Pull out all lines from the listing below in which the word "измерений" appears.

----------------------------------------

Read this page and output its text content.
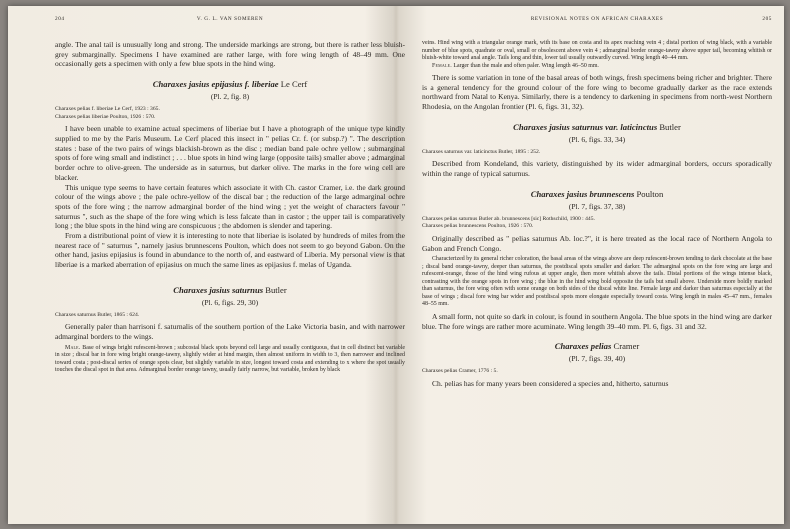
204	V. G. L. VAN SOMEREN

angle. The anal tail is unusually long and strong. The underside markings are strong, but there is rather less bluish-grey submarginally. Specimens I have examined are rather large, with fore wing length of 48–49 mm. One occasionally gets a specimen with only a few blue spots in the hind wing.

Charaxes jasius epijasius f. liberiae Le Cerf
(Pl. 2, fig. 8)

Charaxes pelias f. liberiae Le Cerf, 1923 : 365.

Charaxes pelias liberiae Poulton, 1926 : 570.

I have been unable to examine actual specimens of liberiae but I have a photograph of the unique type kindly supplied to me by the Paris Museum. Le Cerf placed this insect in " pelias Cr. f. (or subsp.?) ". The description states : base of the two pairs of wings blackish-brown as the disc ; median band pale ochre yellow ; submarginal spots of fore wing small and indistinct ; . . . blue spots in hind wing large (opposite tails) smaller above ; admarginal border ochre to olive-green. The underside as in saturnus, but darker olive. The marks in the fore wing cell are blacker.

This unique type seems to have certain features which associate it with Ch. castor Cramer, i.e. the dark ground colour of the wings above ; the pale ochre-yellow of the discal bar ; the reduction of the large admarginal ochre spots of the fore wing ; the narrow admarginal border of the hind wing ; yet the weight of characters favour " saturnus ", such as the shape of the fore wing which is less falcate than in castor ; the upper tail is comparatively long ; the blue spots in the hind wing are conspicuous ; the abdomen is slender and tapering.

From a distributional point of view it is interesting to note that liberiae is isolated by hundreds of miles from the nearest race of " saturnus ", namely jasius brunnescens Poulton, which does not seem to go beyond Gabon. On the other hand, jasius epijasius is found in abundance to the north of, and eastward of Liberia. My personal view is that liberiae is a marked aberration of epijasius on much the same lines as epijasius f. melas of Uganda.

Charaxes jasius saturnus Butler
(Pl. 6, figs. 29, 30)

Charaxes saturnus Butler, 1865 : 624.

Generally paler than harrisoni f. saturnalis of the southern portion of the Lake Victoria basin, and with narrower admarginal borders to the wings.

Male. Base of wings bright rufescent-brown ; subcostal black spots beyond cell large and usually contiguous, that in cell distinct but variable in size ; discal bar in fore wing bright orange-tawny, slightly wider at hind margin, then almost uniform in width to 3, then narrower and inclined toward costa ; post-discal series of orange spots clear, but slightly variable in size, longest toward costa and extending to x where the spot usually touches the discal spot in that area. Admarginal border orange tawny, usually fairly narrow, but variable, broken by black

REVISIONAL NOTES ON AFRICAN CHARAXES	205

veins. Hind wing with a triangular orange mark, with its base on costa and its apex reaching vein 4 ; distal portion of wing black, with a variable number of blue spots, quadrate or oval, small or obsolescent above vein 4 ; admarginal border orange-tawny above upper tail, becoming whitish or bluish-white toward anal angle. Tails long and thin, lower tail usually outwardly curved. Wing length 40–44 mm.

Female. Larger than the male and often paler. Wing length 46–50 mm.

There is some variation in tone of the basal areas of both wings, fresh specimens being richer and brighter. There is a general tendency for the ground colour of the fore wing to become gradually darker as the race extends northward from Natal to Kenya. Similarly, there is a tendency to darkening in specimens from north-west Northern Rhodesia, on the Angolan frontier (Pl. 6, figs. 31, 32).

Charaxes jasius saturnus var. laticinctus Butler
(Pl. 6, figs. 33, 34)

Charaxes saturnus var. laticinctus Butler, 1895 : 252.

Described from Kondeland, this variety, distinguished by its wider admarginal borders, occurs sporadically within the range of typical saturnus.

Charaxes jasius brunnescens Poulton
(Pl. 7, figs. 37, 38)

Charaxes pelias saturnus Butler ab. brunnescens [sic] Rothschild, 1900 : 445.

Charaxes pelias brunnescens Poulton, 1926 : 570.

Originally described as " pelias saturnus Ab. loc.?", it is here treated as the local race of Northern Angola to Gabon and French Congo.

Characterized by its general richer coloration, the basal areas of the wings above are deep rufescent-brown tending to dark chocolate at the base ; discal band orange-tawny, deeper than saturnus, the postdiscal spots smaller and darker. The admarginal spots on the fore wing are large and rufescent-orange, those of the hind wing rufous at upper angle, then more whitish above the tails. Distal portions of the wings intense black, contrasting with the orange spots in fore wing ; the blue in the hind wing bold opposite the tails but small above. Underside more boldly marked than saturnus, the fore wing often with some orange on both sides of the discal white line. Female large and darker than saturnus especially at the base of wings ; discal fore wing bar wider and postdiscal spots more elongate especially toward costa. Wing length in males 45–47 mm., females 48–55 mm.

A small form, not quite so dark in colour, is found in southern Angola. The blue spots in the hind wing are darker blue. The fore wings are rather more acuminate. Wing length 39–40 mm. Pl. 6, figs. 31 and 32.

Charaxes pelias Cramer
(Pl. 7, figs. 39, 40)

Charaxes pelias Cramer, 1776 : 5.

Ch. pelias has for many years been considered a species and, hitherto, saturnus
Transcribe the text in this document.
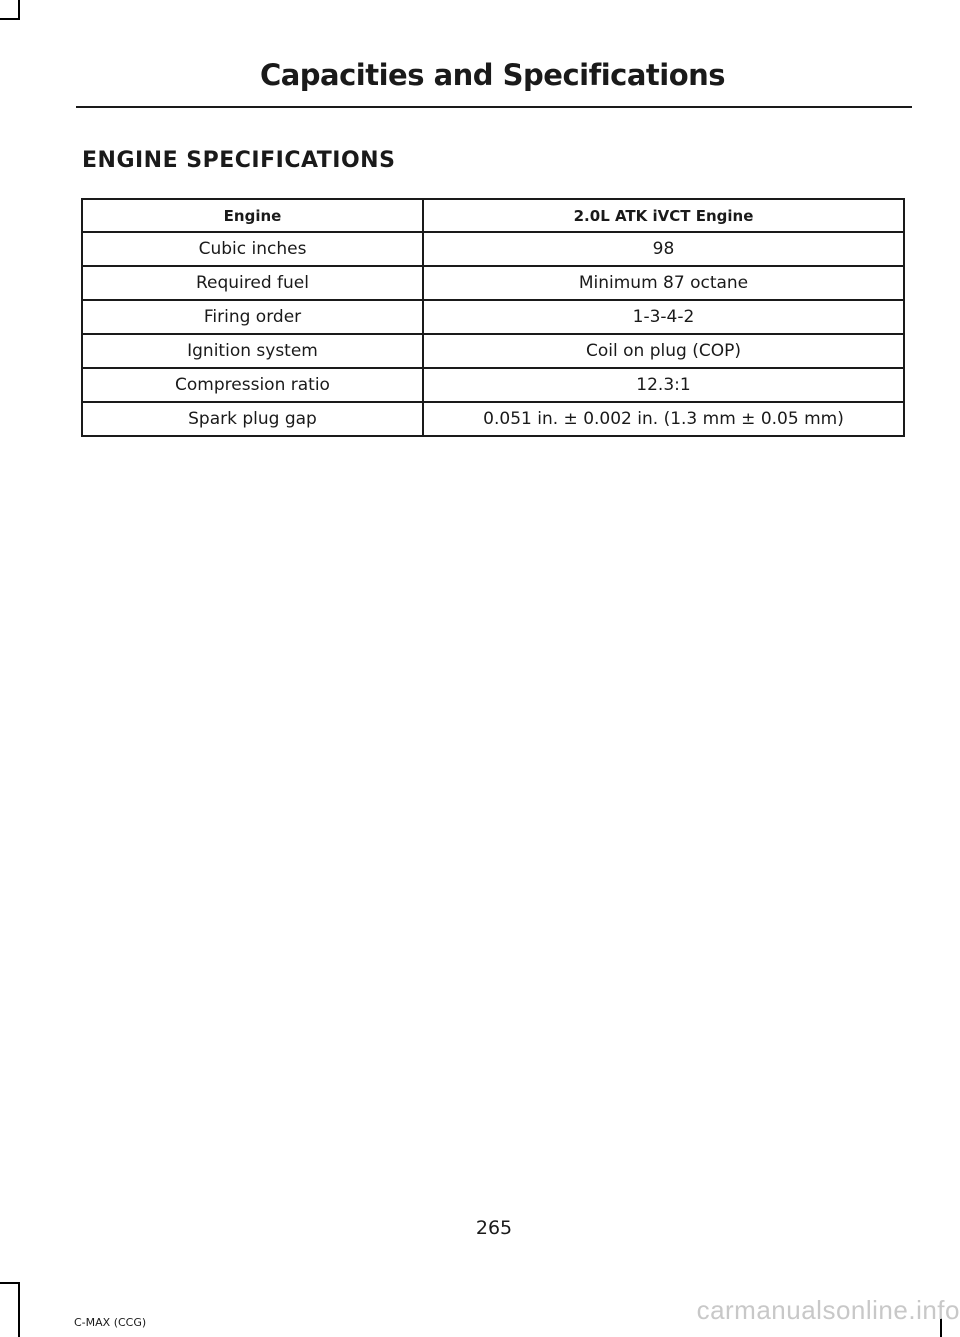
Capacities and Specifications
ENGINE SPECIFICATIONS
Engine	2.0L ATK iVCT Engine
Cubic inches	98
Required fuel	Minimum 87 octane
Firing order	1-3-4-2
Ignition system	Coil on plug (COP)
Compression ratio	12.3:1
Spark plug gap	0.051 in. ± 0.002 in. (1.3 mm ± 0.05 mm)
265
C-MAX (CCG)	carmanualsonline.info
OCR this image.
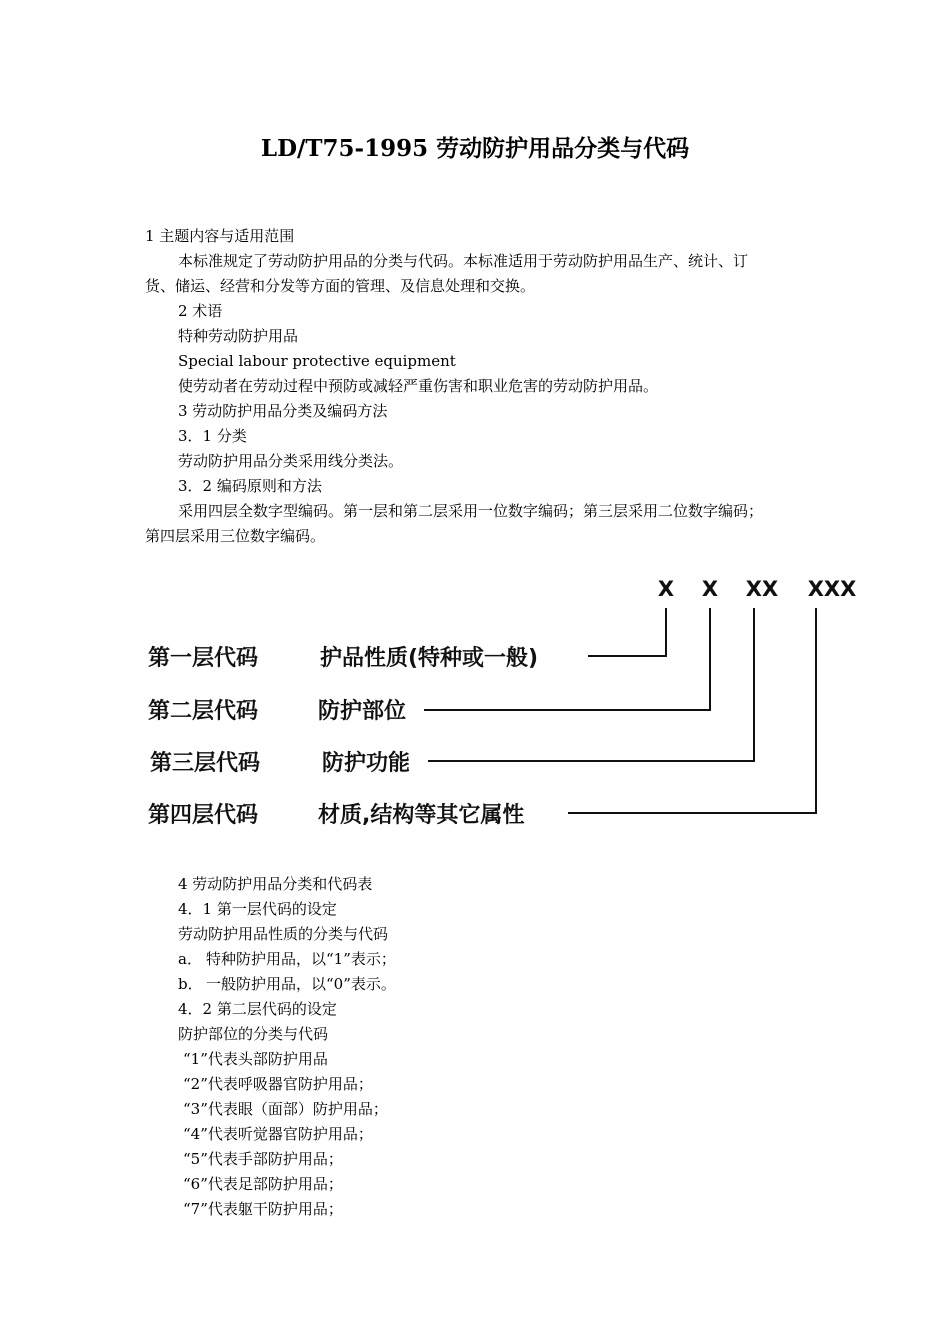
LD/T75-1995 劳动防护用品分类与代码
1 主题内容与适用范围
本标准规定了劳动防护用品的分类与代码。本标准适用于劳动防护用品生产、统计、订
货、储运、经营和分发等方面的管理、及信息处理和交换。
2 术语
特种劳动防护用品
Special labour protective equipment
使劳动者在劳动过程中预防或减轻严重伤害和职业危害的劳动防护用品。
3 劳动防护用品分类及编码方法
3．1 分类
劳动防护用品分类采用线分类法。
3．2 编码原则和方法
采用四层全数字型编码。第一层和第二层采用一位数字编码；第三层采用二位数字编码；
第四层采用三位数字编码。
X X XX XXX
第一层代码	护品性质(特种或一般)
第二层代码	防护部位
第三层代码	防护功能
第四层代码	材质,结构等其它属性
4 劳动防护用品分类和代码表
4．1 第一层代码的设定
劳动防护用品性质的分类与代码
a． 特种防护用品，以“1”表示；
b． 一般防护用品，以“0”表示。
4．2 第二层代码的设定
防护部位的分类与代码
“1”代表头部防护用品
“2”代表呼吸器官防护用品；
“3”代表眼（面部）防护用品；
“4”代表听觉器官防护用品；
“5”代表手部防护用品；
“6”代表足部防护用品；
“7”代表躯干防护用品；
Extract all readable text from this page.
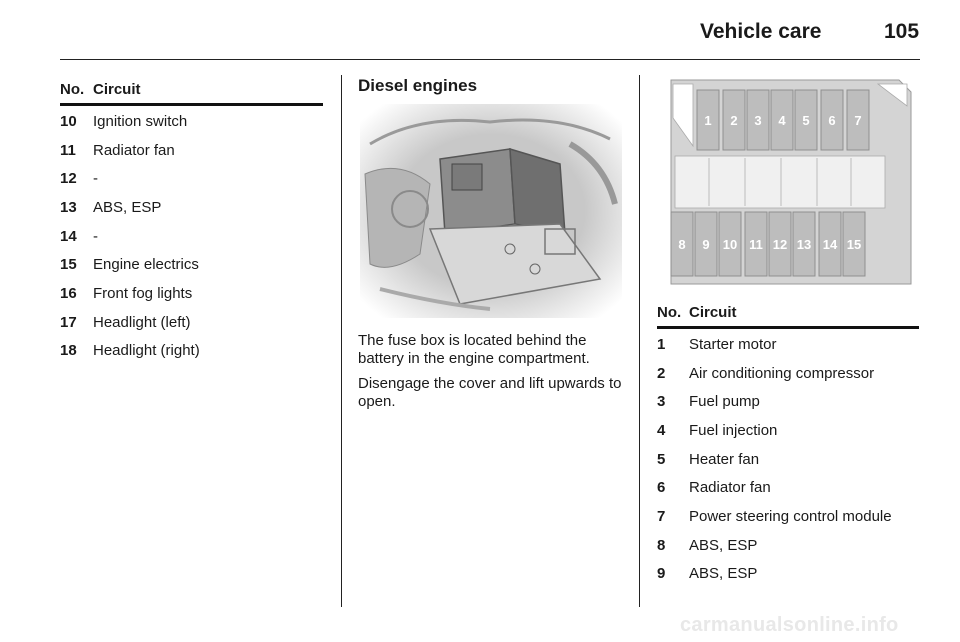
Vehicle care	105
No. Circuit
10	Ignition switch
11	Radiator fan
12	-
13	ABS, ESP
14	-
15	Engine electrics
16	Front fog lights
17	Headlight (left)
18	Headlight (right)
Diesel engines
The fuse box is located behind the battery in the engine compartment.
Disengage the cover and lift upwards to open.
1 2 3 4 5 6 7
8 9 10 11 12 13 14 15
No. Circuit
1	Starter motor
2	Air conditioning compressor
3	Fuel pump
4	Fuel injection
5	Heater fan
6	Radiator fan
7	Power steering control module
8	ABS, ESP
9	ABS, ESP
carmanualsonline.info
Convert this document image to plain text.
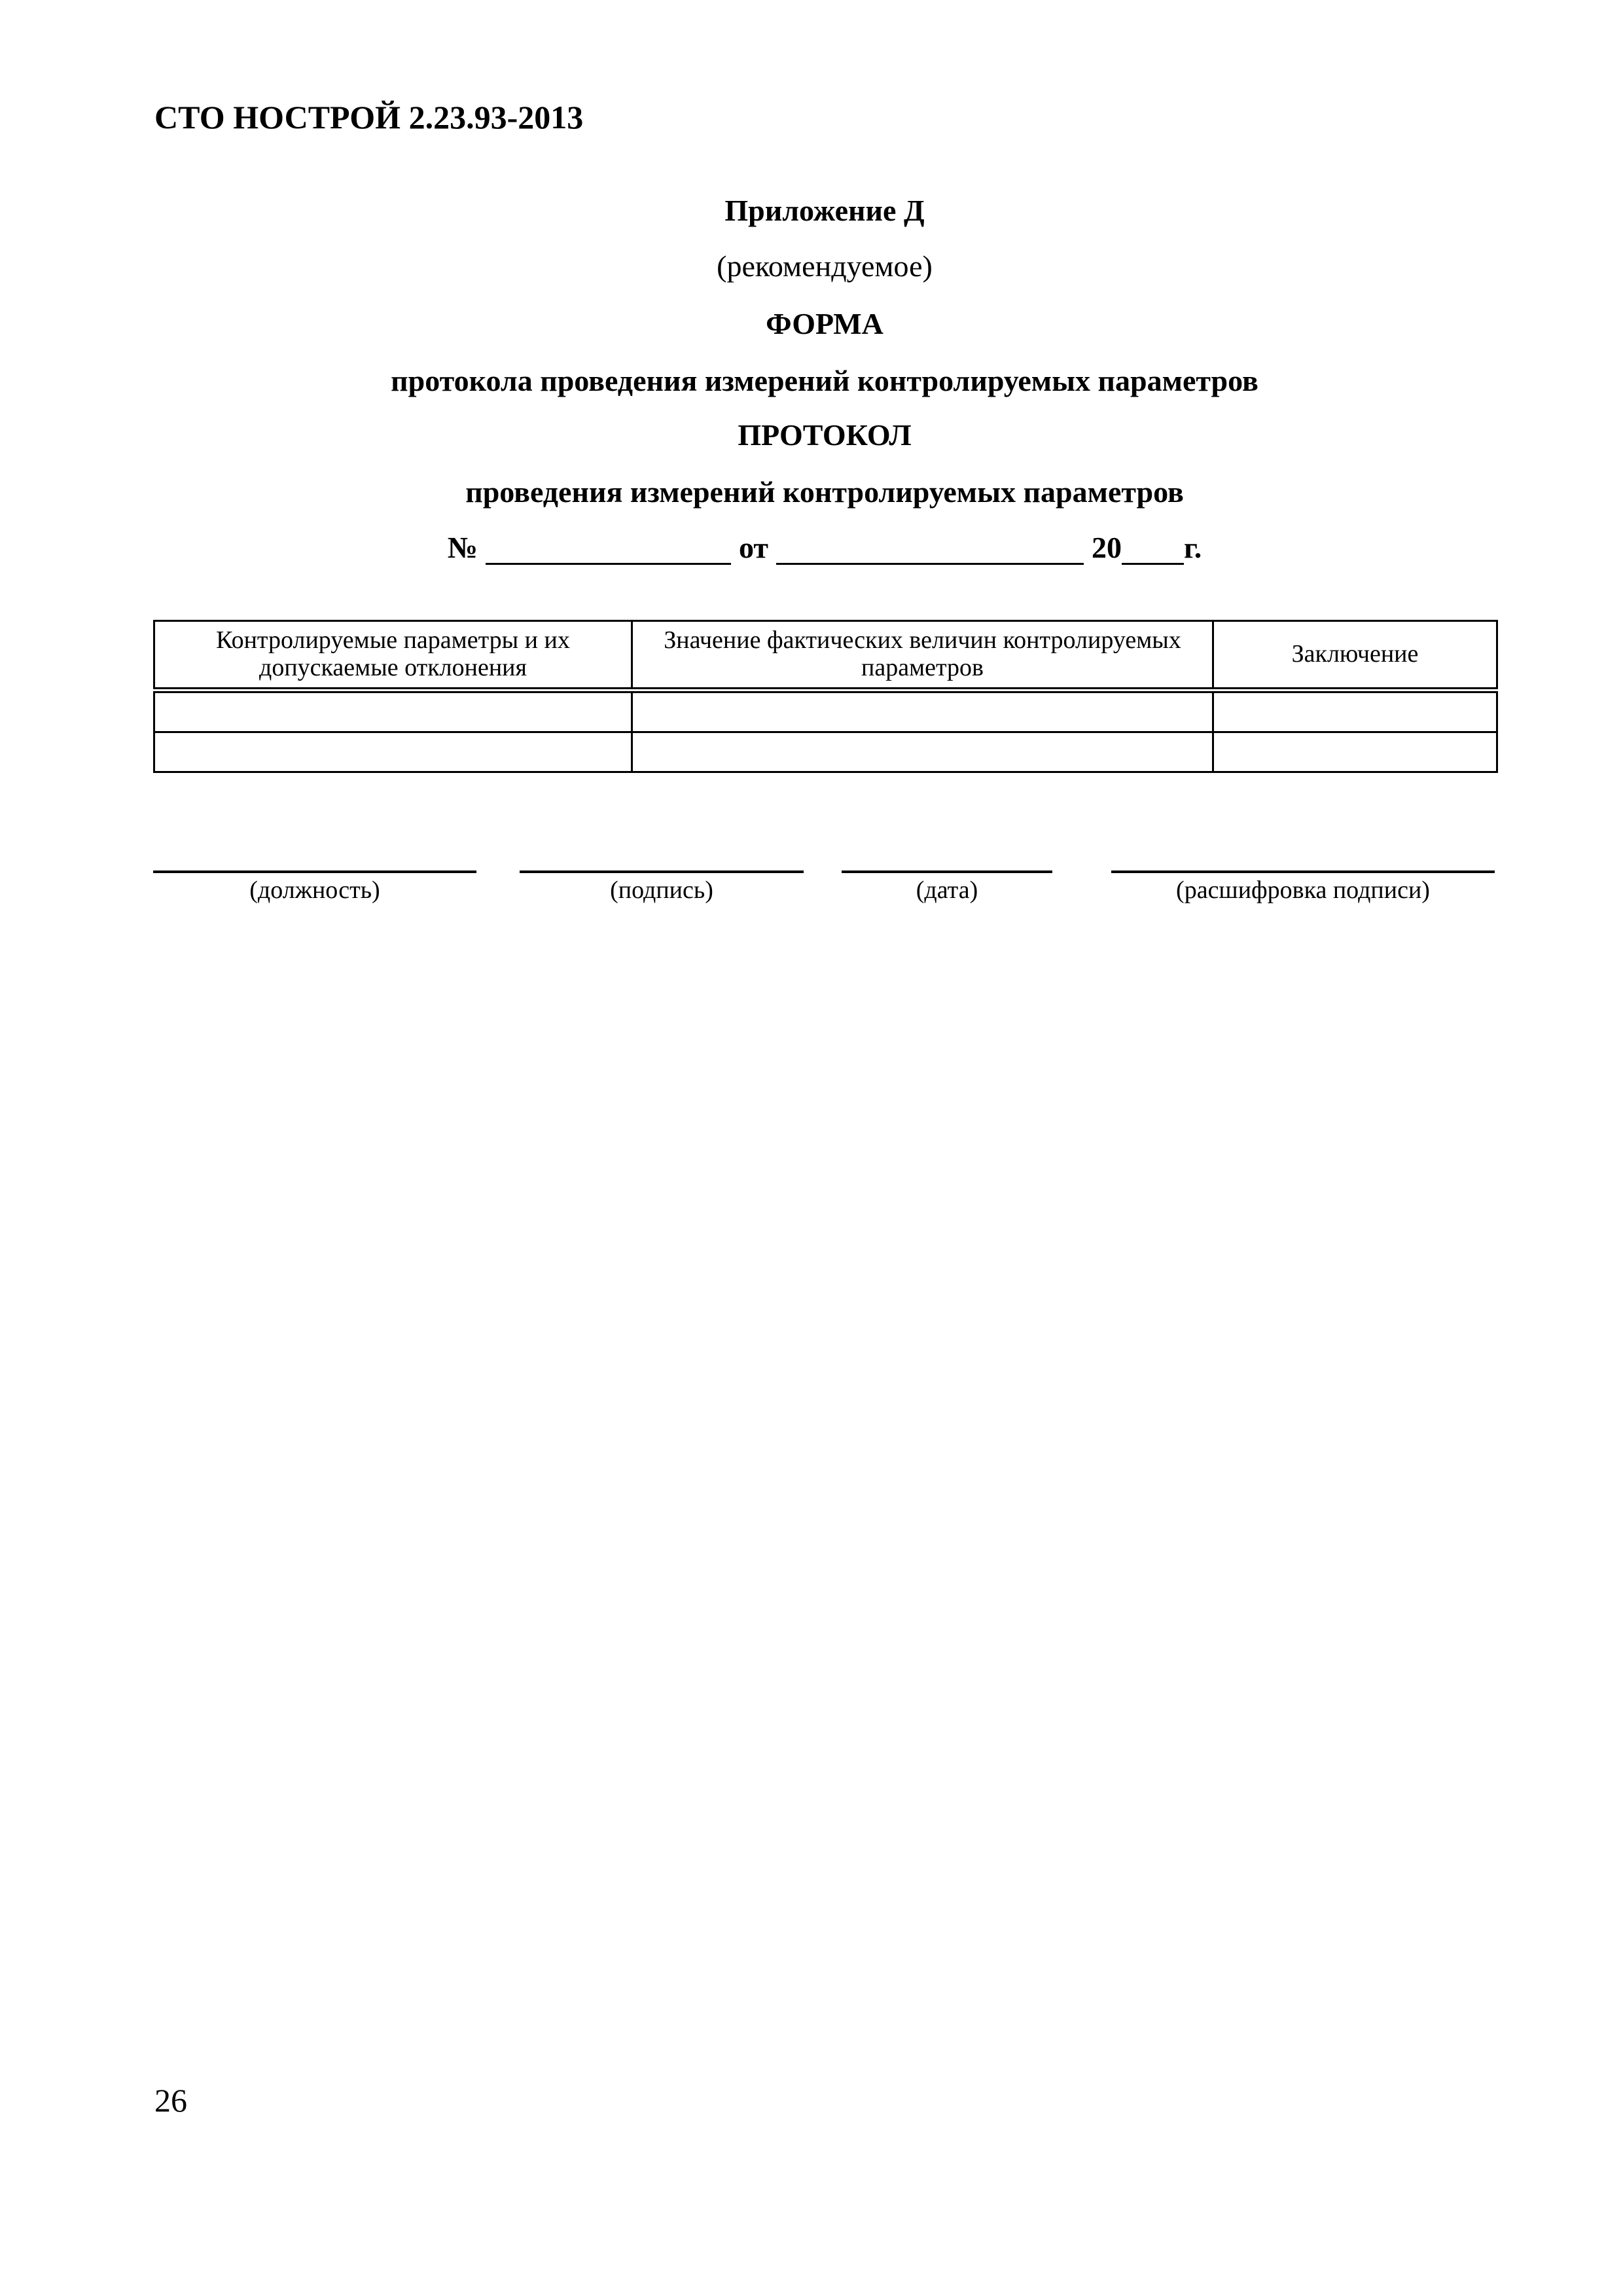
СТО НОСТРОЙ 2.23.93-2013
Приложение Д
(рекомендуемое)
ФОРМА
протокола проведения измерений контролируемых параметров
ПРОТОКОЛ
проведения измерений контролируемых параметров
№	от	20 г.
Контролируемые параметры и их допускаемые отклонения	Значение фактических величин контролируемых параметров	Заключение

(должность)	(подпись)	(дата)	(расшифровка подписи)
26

----------------------------------------

RESULT BELOW:
протокола проведения измерений контролируемых параметров
проведения измерений контролируемых параметров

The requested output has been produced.